• Listed records
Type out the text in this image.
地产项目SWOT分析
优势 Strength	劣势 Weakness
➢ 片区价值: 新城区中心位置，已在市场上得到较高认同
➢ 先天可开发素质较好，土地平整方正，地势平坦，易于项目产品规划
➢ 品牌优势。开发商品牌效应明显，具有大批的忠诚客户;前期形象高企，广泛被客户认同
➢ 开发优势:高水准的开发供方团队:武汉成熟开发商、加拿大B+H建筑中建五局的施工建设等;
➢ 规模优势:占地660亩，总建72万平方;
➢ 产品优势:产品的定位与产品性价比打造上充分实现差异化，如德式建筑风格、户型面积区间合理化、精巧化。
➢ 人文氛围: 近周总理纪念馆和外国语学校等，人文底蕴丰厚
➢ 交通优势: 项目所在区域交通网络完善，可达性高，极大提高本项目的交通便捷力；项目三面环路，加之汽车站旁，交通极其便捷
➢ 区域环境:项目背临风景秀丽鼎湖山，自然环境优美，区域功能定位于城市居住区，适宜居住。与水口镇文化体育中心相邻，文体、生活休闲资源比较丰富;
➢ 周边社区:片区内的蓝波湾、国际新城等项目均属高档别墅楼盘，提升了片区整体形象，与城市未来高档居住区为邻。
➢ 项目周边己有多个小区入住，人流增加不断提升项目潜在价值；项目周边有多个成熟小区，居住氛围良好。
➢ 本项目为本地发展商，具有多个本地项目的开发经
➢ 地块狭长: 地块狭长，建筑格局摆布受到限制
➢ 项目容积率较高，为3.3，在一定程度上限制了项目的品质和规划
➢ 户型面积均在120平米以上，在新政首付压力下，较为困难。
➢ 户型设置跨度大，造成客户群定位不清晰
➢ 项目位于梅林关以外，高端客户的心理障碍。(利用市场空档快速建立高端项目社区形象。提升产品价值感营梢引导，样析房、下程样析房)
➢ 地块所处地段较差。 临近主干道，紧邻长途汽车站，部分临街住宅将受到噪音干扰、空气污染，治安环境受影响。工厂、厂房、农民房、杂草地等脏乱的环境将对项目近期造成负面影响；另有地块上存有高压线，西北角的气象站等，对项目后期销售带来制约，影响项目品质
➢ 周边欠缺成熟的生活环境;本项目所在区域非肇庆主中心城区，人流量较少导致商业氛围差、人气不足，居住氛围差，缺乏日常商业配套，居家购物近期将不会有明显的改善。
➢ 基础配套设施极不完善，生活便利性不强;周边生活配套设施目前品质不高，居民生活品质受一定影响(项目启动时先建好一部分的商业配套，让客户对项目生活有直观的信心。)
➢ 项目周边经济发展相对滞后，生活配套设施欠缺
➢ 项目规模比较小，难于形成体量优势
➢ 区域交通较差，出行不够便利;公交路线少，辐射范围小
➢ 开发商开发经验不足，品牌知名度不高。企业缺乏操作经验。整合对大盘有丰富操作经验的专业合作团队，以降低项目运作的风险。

• Task description
Reproduce the data in its entirety, matching each character.

• Answer for the task
Type out the text in this image.
地产项目SWOT分析
优势 Strength	劣势 Weakness
➢ 片区价值: 新城区中心位置，已在市场上得到较高认同
➢ 先天可开发素质较好，土地平整方正，地势平坦，易于项目产品规划
➢ 品牌优势。开发商品牌效应明显，具有大批的忠诚客户;前期形象高企，广泛被客户认同
➢ 开发优势:高水准的开发供方团队:武汉成熟开发商、加拿大B+H建筑中建五局的施工建设等;
➢ 规模优势:占地660亩，总建72万平方;
➢ 产品优势:产品的定位与产品性价比打造上充分实现差异化，如德式建筑风格、户型面积区间合理化、精巧化。
➢ 人文氛围: 近周总理纪念馆和外国语学校等，人文底蕴丰厚
➢ 交通优势: 项目所在区域交通网络完善，可达性高，极大提高本项目的交通便捷力；项目三面环路，加之汽车站旁，交通极其便捷
➢ 区域环境:项目背临风景秀丽鼎湖山，自然环境优美，区域功能定位于城市居住区，适宜居住。与水口镇文化体育中心相邻，文体、生活休闲资源比较丰富;
➢ 周边社区:片区内的蓝波湾、国际新城等项目均属高档别墅楼盘，提升了片区整体形象，与城市未来高档居住区为邻。
➢ 项目周边己有多个小区入住，人流增加不断提升项目潜在价值；项目周边有多个成熟小区，居住氛围良好。
➢ 本项目为本地发展商，具有多个本地项目的开发经
➢ 地块狭长: 地块狭长，建筑格局摆布受到限制
➢ 项目容积率较高，为3.3，在一定程度上限制了项目的品质和规划
➢ 户型面积均在120平米以上，在新政首付压力下，较为困难。
➢ 户型设置跨度大，造成客户群定位不清晰
➢ 项目位于梅林关以外，高端客户的心理障碍。(利用市场空档快速建立高端项目社区形象。提升产品价值感营梢引导，样析房、下程样析房)
➢ 地块所处地段较差。 临近主干道，紧邻长途汽车站，部分临街住宅将受到噪音干扰、空气污染，治安环境受影响。工厂、厂房、农民房、杂草地等脏乱的环境将对项目近期造成负面影响；另有地块上存有高压线，西北角的气象站等，对项目后期销售带来制约，影响项目品质
➢ 周边欠缺成熟的生活环境;本项目所在区域非肇庆主中心城区，人流量较少导致商业氛围差、人气不足，居住氛围差，缺乏日常商业配套，居家购物近期将不会有明显的改善。
➢ 基础配套设施极不完善，生活便利性不强;周边生活配套设施目前品质不高，居民生活品质受一定影响(项目启动时先建好一部分的商业配套，让客户对项目生活有直观的信心。)
➢ 项目周边经济发展相对滞后，生活配套设施欠缺
➢ 项目规模比较小，难于形成体量优势
➢ 区域交通较差，出行不够便利;公交路线少，辐射范围小
➢ 开发商开发经验不足，品牌知名度不高。企业缺乏操作经验。整合对大盘有丰富操作经验的专业合作团队，以降低项目运作的风险。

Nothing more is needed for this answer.